### [WHAT YOU NEED TO DO]
What follows is a block of records; reproduce all of it verbatim.

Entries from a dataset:
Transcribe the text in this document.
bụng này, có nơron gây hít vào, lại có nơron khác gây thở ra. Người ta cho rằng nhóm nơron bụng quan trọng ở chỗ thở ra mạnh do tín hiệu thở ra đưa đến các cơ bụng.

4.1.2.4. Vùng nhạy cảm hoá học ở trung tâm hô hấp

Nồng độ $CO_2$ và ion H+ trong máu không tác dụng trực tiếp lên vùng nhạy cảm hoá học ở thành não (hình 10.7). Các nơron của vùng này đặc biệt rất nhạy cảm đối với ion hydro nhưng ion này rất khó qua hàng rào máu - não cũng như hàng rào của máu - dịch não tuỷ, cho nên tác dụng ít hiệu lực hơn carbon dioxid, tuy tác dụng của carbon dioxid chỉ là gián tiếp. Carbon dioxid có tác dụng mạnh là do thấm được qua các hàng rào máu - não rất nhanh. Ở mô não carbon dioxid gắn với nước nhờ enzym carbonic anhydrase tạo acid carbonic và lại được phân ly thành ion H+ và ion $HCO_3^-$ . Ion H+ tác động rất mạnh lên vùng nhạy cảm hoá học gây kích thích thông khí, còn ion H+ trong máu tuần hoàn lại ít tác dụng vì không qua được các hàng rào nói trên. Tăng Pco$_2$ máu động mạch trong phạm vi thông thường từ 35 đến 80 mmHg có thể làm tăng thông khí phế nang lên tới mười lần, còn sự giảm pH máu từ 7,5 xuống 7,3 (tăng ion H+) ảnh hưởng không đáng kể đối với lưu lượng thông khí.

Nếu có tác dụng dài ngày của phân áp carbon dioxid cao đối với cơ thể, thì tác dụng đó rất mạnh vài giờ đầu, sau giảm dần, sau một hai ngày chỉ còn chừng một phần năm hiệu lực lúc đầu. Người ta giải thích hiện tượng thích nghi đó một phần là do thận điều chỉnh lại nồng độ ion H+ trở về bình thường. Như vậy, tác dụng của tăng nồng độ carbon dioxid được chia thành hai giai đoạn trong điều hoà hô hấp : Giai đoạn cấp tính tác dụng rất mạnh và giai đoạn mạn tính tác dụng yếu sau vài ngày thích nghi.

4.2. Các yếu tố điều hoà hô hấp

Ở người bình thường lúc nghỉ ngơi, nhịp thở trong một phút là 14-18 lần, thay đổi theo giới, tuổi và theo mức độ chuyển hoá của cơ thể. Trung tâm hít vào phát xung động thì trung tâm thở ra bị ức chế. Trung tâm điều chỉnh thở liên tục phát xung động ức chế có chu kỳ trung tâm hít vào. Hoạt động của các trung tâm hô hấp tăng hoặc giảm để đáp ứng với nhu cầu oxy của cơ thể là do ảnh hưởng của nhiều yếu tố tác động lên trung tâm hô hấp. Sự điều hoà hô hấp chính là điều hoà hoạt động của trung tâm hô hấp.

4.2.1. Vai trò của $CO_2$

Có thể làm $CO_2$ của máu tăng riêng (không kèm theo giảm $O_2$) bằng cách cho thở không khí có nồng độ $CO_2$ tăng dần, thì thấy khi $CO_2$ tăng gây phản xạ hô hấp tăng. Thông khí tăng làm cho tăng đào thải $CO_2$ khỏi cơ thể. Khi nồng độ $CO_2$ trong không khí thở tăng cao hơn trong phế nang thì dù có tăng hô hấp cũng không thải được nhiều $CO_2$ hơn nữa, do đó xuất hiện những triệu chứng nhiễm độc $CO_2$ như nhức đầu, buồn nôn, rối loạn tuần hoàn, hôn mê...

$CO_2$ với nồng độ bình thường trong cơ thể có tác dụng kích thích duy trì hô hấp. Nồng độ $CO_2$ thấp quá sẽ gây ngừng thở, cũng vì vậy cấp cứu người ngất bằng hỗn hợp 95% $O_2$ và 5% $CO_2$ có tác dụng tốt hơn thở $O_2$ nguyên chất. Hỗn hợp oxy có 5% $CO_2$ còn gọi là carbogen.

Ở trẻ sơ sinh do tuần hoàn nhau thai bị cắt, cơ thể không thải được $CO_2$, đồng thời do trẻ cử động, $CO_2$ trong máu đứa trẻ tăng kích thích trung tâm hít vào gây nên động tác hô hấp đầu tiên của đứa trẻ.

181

### [SOLUTION FOR THIS TASK]
Transcribe the text in this document.
bụng này, có nơron gây hít vào, lại có nơron khác gây thở ra. Người ta cho rằng nhóm nơron bụng quan trọng ở chỗ thở ra mạnh do tín hiệu thở ra đưa đến các cơ bụng.

4.1.2.4. Vùng nhạy cảm hoá học ở trung tâm hô hấp

Nồng độ $CO_2$ và ion H+ trong máu không tác dụng trực tiếp lên vùng nhạy cảm hoá học ở thành não (hình 10.7). Các nơron của vùng này đặc biệt rất nhạy cảm đối với ion hydro nhưng ion này rất khó qua hàng rào máu - não cũng như hàng rào của máu - dịch não tuỷ, cho nên tác dụng ít hiệu lực hơn carbon dioxid, tuy tác dụng của carbon dioxid chỉ là gián tiếp. Carbon dioxid có tác dụng mạnh là do thấm được qua các hàng rào máu - não rất nhanh. Ở mô não carbon dioxid gắn với nước nhờ enzym carbonic anhydrase tạo acid carbonic và lại được phân ly thành ion H+ và ion $HCO_3^-$ . Ion H+ tác động rất mạnh lên vùng nhạy cảm hoá học gây kích thích thông khí, còn ion H+ trong máu tuần hoàn lại ít tác dụng vì không qua được các hàng rào nói trên. Tăng Pco$_2$ máu động mạch trong phạm vi thông thường từ 35 đến 80 mmHg có thể làm tăng thông khí phế nang lên tới mười lần, còn sự giảm pH máu từ 7,5 xuống 7,3 (tăng ion H+) ảnh hưởng không đáng kể đối với lưu lượng thông khí.

Nếu có tác dụng dài ngày của phân áp carbon dioxid cao đối với cơ thể, thì tác dụng đó rất mạnh vài giờ đầu, sau giảm dần, sau một hai ngày chỉ còn chừng một phần năm hiệu lực lúc đầu. Người ta giải thích hiện tượng thích nghi đó một phần là do thận điều chỉnh lại nồng độ ion H+ trở về bình thường. Như vậy, tác dụng của tăng nồng độ carbon dioxid được chia thành hai giai đoạn trong điều hoà hô hấp : Giai đoạn cấp tính tác dụng rất mạnh và giai đoạn mạn tính tác dụng yếu sau vài ngày thích nghi.

4.2. Các yếu tố điều hoà hô hấp

Ở người bình thường lúc nghỉ ngơi, nhịp thở trong một phút là 14-18 lần, thay đổi theo giới, tuổi và theo mức độ chuyển hoá của cơ thể. Trung tâm hít vào phát xung động thì trung tâm thở ra bị ức chế. Trung tâm điều chỉnh thở liên tục phát xung động ức chế có chu kỳ trung tâm hít vào. Hoạt động của các trung tâm hô hấp tăng hoặc giảm để đáp ứng với nhu cầu oxy của cơ thể là do ảnh hưởng của nhiều yếu tố tác động lên trung tâm hô hấp. Sự điều hoà hô hấp chính là điều hoà hoạt động của trung tâm hô hấp.

4.2.1. Vai trò của $CO_2$

Có thể làm $CO_2$ của máu tăng riêng (không kèm theo giảm $O_2$) bằng cách cho thở không khí có nồng độ $CO_2$ tăng dần, thì thấy khi $CO_2$ tăng gây phản xạ hô hấp tăng. Thông khí tăng làm cho tăng đào thải $CO_2$ khỏi cơ thể. Khi nồng độ $CO_2$ trong không khí thở tăng cao hơn trong phế nang thì dù có tăng hô hấp cũng không thải được nhiều $CO_2$ hơn nữa, do đó xuất hiện những triệu chứng nhiễm độc $CO_2$ như nhức đầu, buồn nôn, rối loạn tuần hoàn, hôn mê...

$CO_2$ với nồng độ bình thường trong cơ thể có tác dụng kích thích duy trì hô hấp. Nồng độ $CO_2$ thấp quá sẽ gây ngừng thở, cũng vì vậy cấp cứu người ngất bằng hỗn hợp 95% $O_2$ và 5% $CO_2$ có tác dụng tốt hơn thở $O_2$ nguyên chất. Hỗn hợp oxy có 5% $CO_2$ còn gọi là carbogen.

Ở trẻ sơ sinh do tuần hoàn nhau thai bị cắt, cơ thể không thải được $CO_2$, đồng thời do trẻ cử động, $CO_2$ trong máu đứa trẻ tăng kích thích trung tâm hít vào gây nên động tác hô hấp đầu tiên của đứa trẻ.

181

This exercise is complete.